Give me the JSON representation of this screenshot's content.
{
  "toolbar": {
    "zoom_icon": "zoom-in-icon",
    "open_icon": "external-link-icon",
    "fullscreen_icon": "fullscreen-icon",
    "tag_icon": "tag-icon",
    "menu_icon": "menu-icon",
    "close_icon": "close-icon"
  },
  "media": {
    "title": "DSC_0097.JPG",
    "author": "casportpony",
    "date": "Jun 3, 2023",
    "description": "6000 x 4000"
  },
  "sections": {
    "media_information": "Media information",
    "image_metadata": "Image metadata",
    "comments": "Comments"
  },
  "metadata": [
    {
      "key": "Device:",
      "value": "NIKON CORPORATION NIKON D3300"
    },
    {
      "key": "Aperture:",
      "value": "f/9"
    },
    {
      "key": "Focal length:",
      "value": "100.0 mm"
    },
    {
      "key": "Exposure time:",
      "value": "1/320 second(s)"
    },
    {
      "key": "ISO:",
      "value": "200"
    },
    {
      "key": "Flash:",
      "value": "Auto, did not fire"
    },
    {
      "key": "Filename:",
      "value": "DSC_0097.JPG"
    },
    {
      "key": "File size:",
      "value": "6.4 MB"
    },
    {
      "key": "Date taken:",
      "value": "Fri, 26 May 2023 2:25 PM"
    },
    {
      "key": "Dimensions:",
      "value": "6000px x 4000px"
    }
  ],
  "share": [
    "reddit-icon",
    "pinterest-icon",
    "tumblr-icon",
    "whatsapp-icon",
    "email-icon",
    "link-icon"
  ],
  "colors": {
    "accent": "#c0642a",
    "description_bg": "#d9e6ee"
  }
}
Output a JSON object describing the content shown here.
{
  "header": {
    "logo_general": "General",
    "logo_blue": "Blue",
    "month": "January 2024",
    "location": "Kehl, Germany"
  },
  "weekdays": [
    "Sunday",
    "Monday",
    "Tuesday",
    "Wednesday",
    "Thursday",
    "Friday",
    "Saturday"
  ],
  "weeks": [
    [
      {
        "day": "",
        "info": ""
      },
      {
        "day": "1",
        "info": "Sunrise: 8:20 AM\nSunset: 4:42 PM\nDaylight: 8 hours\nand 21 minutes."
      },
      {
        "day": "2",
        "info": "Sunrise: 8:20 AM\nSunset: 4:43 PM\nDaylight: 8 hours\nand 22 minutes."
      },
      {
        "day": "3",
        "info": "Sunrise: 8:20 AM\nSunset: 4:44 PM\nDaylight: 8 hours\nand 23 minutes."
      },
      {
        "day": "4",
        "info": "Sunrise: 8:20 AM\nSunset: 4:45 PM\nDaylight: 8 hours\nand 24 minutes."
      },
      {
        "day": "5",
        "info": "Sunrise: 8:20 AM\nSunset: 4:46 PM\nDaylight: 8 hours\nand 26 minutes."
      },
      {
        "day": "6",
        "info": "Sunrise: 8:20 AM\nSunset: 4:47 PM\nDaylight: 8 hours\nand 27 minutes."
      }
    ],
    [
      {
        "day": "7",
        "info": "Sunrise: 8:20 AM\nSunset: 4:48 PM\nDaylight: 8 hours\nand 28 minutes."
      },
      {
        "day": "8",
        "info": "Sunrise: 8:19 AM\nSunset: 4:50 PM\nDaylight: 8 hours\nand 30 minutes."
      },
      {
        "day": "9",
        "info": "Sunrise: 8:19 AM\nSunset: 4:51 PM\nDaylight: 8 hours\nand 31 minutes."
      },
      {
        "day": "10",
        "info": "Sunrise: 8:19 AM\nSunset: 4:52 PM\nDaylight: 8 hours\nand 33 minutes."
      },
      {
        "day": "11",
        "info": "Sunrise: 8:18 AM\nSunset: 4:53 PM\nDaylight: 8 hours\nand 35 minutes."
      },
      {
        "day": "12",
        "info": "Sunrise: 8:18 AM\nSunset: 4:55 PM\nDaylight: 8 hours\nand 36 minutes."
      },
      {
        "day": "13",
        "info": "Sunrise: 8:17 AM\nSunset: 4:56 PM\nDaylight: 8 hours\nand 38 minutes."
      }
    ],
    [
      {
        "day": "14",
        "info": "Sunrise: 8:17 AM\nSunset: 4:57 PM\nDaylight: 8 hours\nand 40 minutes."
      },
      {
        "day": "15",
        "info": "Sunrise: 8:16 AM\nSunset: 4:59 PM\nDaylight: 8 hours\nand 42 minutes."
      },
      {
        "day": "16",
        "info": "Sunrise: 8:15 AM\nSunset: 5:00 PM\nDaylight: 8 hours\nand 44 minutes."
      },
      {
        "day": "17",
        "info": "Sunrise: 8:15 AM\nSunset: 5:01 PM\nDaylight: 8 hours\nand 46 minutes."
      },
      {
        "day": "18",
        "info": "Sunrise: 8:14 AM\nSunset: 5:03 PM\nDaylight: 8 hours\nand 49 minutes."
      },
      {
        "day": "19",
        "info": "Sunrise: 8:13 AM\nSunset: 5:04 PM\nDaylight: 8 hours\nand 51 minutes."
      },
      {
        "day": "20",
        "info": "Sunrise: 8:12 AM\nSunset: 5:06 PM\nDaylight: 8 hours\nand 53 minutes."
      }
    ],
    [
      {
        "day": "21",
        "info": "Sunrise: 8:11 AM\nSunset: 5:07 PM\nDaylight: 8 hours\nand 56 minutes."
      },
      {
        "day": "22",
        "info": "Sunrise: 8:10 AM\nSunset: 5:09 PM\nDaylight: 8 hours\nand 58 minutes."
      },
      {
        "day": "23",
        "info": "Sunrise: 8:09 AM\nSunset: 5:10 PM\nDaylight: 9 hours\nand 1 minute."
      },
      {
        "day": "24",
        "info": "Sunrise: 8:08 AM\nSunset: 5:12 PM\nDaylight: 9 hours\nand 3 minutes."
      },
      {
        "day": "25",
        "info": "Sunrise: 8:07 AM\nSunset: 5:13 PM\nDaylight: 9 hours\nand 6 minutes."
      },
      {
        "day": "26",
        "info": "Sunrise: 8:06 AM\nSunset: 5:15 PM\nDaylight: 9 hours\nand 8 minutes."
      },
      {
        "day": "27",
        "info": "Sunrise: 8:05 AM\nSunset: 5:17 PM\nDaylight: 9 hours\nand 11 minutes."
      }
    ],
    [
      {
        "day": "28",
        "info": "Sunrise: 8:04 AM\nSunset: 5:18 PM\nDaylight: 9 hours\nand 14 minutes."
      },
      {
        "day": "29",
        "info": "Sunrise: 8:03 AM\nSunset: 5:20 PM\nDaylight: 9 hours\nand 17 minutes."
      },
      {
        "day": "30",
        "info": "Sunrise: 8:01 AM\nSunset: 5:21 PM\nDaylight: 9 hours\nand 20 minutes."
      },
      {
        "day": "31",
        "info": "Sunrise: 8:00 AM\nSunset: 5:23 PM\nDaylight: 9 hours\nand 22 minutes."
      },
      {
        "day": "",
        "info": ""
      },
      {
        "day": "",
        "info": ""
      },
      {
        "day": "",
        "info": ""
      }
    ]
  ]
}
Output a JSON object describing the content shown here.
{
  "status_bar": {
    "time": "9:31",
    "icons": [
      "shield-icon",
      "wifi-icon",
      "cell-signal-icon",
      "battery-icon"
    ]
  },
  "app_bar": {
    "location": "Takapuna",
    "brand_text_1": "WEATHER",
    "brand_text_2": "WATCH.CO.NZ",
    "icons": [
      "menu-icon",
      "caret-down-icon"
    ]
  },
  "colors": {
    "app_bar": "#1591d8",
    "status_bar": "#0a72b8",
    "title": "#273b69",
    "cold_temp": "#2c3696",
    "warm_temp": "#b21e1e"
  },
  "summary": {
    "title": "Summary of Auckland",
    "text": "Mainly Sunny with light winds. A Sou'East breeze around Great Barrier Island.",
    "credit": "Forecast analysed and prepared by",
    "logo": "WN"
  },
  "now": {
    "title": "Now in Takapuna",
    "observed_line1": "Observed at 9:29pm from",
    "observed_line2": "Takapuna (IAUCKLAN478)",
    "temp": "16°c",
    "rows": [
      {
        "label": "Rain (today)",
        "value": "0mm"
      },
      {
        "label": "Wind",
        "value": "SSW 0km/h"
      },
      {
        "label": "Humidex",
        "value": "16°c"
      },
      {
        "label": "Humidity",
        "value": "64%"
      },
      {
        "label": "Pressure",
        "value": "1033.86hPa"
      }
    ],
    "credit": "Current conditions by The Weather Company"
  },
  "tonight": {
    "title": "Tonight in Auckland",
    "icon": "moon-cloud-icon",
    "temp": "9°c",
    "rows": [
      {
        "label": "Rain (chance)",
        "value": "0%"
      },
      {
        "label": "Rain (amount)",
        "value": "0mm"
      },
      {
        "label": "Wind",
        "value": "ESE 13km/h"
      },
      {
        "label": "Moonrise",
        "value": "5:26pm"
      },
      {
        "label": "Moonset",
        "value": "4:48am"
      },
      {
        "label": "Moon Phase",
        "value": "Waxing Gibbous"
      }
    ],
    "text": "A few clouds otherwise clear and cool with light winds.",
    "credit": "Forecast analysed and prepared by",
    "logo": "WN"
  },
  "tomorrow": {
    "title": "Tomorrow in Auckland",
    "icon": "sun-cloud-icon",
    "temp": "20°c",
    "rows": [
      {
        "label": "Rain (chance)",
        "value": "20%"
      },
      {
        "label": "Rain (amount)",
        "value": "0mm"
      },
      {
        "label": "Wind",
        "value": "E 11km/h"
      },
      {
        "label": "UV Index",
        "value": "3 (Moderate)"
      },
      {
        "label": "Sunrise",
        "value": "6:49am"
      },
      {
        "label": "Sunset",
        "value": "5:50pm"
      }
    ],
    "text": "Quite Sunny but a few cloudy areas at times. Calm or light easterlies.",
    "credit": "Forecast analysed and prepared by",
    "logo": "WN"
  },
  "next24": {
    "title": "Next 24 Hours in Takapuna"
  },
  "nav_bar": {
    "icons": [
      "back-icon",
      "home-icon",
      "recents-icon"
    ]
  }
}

* THE REQUEST *
Return only those lines of the records that contain the string "winds".

* ANSWER TO THIS EXERCISE *
    "text": "Mainly Sunny with light winds. A Sou'East breeze around Great Barrier Island.",
    "text": "A few clouds otherwise clear and cool with light winds.",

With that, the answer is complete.